> _Tasks and exercises_:
**1.** Summarize the thread about building a NAS server in two sentences.
**2.** How many lines of the listing contain the word "Force"? Reply with the number only.

:: Extract provided ::

# Building NAS Server



## BababooeyHTJ (May 5, 2009)

I've been thinking of building an Atom based NAS Server for a while now. I have a 1tb Spinpoint that I can use for the HDD and I think that it would be perfect. Here is a quick parts list. Any comments or sugestions would be greatly appreciated, Thanks. I've never built or even used one of these but it would be cool.

Atom 330 board
Ram
Case

The option to add a second drive in a Mini-itx case would be nice but no deal breaker. I'm thinking about using FreeNAS for an OS or a bare bones Gentoo install, not sure yet. Like I said I've never even used an NAS before so suggestions would be cool.


----------



## angelkiller (May 5, 2009)

Hardware looks fine.

:::
:: Data listing ::

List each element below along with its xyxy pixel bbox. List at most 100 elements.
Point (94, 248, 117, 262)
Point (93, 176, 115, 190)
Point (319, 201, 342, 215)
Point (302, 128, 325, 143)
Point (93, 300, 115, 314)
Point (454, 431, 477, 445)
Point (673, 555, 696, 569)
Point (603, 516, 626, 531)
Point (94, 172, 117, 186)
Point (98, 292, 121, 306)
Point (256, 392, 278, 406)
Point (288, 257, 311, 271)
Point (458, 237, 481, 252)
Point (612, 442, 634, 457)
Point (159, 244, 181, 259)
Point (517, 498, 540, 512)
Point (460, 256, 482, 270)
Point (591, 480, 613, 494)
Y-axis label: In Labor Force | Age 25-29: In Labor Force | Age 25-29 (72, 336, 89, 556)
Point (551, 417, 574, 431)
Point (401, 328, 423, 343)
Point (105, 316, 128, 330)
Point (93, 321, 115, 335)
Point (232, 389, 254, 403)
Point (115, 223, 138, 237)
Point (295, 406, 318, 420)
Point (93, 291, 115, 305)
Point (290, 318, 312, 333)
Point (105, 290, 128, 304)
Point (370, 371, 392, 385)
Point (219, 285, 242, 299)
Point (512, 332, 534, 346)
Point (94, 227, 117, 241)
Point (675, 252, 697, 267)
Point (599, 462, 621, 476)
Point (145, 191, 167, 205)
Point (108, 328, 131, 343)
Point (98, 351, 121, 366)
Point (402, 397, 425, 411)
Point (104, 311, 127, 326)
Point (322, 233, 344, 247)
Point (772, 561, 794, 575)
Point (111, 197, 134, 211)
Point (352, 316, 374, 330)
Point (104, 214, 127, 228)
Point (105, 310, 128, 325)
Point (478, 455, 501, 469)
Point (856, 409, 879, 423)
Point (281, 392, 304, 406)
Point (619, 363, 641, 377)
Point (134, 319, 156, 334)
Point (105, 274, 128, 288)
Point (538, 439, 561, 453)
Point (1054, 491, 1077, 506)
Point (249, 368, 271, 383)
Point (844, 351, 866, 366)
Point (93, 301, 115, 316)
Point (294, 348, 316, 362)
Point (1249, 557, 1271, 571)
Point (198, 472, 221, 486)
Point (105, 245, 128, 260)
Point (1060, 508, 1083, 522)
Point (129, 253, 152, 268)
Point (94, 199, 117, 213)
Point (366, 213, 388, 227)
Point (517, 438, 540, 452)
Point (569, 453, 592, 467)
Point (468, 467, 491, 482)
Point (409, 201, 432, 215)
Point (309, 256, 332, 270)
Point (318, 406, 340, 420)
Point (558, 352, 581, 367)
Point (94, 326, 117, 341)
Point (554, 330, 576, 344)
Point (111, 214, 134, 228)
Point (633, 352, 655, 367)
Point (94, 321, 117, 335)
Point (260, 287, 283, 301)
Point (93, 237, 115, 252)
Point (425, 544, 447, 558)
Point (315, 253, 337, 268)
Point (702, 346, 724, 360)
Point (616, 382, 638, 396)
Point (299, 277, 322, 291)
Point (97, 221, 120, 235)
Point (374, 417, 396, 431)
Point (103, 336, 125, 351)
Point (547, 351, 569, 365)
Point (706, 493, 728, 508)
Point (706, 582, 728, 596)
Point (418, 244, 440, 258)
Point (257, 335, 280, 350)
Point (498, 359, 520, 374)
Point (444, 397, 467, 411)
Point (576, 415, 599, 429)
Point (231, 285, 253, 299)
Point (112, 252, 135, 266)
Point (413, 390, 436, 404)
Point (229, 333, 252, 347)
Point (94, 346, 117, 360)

:::

> _The responses_:
**1.** A forum poster plans to build an Atom-based NAS server around a 1 TB Spinpoint drive, with an Atom 330 board, RAM and a case, and asks for suggestions because they have never built or used one. They would like room for a second drive in a Mini-ITX case and are weighing FreeNAS against a bare-bones Gentoo install, and a reply says the hardware looks fine.

**2.** 1